Collected data —
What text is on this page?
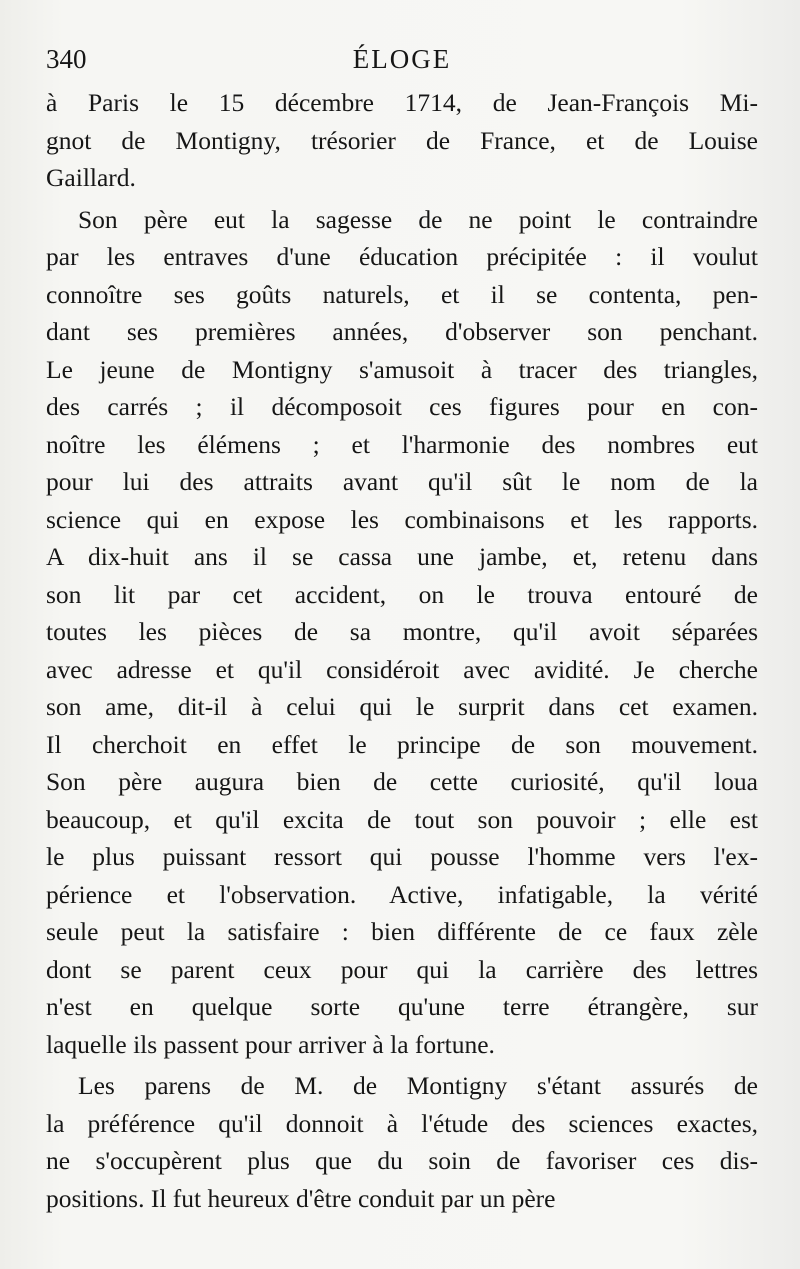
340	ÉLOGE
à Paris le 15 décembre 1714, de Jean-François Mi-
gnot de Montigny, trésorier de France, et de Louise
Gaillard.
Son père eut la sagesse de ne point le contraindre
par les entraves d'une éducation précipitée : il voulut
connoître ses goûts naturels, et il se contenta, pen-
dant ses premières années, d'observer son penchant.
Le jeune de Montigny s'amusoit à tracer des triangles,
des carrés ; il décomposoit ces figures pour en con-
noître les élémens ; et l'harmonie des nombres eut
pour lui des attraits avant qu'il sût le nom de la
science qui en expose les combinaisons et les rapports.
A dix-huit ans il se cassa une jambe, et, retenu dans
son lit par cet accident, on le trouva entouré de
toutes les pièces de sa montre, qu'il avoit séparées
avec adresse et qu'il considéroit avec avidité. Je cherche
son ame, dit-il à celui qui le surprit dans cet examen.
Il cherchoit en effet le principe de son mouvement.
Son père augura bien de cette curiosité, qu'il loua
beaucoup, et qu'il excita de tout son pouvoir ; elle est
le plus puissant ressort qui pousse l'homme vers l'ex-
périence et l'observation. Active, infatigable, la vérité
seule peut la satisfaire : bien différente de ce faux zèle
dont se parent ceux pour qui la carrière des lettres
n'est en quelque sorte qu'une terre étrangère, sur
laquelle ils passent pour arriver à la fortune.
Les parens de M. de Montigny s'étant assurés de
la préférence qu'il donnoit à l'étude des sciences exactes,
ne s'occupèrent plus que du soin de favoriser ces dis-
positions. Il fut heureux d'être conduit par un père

...

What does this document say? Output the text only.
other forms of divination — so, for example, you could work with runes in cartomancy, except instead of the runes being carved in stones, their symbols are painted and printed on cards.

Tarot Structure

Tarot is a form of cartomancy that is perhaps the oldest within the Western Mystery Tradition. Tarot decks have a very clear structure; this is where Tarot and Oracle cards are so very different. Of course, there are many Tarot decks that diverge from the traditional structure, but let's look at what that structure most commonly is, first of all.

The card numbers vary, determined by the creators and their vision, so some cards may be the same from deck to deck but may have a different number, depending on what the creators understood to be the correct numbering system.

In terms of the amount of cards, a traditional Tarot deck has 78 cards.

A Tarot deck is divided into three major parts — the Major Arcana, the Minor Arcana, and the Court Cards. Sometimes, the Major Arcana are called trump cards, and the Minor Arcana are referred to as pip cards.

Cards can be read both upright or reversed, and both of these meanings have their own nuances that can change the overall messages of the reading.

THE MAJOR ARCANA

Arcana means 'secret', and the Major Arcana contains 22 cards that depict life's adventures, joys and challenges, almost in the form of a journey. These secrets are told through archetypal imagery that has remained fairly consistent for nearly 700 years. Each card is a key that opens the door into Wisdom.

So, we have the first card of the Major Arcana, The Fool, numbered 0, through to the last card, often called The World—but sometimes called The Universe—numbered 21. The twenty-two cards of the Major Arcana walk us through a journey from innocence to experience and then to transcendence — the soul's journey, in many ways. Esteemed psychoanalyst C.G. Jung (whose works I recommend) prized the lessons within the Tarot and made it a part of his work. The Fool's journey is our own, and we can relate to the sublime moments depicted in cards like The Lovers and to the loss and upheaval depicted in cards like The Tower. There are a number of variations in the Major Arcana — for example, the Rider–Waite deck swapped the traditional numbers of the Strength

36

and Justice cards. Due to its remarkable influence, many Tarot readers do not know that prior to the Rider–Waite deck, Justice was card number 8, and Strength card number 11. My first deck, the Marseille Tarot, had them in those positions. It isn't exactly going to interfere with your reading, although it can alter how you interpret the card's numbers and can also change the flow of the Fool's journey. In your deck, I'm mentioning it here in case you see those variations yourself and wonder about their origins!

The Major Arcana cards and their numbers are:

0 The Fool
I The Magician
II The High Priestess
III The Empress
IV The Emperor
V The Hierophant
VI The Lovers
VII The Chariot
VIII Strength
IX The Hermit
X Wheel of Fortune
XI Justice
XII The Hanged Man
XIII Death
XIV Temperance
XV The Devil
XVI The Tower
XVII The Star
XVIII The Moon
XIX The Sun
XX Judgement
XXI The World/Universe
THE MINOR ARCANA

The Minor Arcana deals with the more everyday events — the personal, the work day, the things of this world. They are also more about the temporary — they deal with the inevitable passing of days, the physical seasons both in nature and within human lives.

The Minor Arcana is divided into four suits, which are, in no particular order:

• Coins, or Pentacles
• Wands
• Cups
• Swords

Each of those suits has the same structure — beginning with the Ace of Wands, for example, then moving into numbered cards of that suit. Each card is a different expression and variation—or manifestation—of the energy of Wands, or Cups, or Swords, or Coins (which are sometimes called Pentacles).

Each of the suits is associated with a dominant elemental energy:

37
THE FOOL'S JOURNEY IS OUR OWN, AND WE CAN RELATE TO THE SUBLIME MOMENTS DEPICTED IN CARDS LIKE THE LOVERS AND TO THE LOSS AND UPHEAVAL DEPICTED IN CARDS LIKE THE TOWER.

YOUR OBJECTIVE — Copy every line above that includes the string "traditional".

COMPLETED EXERCISE —
Tarot is a form of cartomancy that is perhaps the oldest within the Western Mystery Tradition. Tarot decks have a very clear structure; this is where Tarot and Oracle cards are so very different. Of course, there are many Tarot decks that diverge from the traditional structure, but let's look at what that structure most commonly is, first of all.
In terms of the amount of cards, a traditional Tarot deck has 78 cards.
So, we have the first card of the Major Arcana, The Fool, numbered 0, through to the last card, often called The World—but sometimes called The Universe—numbered 21. The twenty-two cards of the Major Arcana walk us through a journey from innocence to experience and then to transcendence — the soul's journey, in many ways. Esteemed psychoanalyst C.G. Jung (whose works I recommend) prized the lessons within the Tarot and made it a part of his work. The Fool's journey is our own, and we can relate to the sublime moments depicted in cards like The Lovers and to the loss and upheaval depicted in cards like The Tower. There are a number of variations in the Major Arcana — for example, the Rider–Waite deck swapped the traditional numbers of the Strength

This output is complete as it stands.